-- START --
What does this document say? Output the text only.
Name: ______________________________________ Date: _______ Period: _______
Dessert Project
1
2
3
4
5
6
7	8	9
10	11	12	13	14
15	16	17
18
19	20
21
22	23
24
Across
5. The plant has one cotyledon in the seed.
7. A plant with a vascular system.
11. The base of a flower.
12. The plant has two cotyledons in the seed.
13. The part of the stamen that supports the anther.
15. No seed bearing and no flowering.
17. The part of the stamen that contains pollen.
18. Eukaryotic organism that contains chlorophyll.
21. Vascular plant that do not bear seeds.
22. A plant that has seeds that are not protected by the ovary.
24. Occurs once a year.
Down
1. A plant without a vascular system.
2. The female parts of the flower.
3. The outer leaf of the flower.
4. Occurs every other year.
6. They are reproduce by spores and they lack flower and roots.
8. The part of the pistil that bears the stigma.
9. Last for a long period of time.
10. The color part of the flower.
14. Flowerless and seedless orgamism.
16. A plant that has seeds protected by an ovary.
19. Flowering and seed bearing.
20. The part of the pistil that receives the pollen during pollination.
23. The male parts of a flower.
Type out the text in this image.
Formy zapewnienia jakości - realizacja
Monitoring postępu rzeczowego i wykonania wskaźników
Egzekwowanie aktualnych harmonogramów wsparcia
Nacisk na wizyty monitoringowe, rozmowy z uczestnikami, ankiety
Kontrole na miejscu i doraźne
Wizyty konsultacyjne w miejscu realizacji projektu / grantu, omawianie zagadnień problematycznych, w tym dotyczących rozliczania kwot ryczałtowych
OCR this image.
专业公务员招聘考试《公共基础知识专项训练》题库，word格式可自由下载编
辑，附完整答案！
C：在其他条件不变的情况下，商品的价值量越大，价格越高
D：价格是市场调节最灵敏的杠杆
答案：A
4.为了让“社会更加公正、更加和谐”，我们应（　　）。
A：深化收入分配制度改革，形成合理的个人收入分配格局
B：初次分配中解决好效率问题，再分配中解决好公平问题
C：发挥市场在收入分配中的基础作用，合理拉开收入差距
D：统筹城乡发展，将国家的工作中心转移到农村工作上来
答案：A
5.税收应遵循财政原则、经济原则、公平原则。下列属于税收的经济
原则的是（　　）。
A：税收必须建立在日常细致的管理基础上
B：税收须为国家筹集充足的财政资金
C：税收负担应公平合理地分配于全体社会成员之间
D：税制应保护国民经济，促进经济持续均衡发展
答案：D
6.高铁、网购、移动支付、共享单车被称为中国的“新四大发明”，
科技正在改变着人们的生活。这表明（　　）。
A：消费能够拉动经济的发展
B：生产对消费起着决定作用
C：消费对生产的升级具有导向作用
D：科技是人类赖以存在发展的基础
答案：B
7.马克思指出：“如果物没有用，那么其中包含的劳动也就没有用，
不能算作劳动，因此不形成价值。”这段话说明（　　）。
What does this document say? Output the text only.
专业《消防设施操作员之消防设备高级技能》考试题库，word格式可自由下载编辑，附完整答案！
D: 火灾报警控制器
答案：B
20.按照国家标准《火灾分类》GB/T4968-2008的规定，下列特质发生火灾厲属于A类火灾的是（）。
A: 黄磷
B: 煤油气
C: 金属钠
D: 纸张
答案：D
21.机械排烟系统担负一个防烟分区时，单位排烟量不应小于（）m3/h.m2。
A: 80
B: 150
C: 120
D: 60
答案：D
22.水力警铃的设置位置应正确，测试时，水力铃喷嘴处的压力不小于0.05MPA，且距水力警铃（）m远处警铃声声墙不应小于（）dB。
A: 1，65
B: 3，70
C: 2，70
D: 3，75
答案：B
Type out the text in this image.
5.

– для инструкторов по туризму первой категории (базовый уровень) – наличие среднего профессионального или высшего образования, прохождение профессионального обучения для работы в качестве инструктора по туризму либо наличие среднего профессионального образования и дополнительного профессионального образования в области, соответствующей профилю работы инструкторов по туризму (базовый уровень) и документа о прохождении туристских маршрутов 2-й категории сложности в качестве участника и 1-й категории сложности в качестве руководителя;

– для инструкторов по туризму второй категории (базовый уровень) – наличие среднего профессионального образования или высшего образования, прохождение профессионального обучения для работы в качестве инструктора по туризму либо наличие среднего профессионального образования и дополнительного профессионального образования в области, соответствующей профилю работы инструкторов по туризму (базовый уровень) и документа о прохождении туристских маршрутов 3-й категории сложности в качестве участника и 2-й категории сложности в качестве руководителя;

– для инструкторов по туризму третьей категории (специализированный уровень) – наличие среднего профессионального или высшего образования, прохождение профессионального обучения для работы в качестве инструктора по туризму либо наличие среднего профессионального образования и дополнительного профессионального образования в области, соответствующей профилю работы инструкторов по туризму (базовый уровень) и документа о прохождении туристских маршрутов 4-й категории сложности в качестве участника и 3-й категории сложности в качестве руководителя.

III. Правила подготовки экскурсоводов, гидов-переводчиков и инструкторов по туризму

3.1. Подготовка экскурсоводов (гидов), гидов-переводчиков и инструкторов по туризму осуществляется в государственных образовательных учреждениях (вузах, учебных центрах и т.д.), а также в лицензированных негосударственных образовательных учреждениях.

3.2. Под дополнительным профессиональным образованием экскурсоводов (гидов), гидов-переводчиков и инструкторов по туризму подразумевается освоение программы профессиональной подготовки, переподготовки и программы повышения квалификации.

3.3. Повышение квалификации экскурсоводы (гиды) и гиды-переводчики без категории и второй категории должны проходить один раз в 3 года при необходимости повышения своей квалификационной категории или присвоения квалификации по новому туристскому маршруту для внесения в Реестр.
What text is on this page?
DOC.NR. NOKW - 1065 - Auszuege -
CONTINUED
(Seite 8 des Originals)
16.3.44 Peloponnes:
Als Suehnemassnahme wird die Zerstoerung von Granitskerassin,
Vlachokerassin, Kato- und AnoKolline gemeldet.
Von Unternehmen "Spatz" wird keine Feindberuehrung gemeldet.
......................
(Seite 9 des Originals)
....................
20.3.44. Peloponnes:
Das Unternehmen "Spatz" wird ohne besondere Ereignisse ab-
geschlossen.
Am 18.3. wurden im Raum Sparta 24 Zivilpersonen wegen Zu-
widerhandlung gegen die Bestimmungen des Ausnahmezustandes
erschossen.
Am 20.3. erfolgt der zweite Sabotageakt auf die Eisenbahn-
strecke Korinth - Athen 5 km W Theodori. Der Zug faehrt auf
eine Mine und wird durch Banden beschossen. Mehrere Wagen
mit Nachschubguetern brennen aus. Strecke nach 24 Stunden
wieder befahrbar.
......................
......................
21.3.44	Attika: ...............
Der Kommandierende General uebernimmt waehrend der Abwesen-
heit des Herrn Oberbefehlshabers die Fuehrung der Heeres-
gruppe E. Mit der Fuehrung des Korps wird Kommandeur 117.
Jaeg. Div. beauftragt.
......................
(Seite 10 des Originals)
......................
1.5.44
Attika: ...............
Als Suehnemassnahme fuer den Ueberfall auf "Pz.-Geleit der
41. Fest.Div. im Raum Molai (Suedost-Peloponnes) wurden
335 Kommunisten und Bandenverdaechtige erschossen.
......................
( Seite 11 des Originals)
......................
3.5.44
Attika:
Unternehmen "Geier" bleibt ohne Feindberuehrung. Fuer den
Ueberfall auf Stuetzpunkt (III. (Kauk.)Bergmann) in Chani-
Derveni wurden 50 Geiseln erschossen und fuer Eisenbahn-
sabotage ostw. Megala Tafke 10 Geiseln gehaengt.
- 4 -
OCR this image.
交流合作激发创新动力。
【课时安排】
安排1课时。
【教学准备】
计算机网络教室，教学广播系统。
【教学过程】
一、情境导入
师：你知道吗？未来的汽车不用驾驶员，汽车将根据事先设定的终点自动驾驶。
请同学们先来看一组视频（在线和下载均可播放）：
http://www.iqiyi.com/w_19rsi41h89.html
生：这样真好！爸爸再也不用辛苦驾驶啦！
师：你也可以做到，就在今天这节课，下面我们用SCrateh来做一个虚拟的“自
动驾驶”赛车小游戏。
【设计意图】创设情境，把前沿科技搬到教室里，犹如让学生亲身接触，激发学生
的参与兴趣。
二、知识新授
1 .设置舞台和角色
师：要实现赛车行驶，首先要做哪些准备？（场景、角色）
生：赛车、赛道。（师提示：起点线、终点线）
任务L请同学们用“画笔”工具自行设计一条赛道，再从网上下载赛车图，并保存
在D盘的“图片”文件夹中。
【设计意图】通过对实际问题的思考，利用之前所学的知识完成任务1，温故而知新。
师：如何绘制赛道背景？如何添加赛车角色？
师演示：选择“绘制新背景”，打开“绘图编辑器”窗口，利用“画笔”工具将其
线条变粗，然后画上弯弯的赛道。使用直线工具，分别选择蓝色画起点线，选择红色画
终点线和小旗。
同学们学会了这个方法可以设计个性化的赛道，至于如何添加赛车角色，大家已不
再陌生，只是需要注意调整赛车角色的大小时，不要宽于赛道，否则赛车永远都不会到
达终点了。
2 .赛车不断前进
-- END --
*WORK REQUIRED*
Scan the listing above and copy all lines containing the word "pistil".

*WRITTEN ANSWER*
8. The part of the pistil that bears the stigma.
20. The part of the pistil that receives the pollen during pollination.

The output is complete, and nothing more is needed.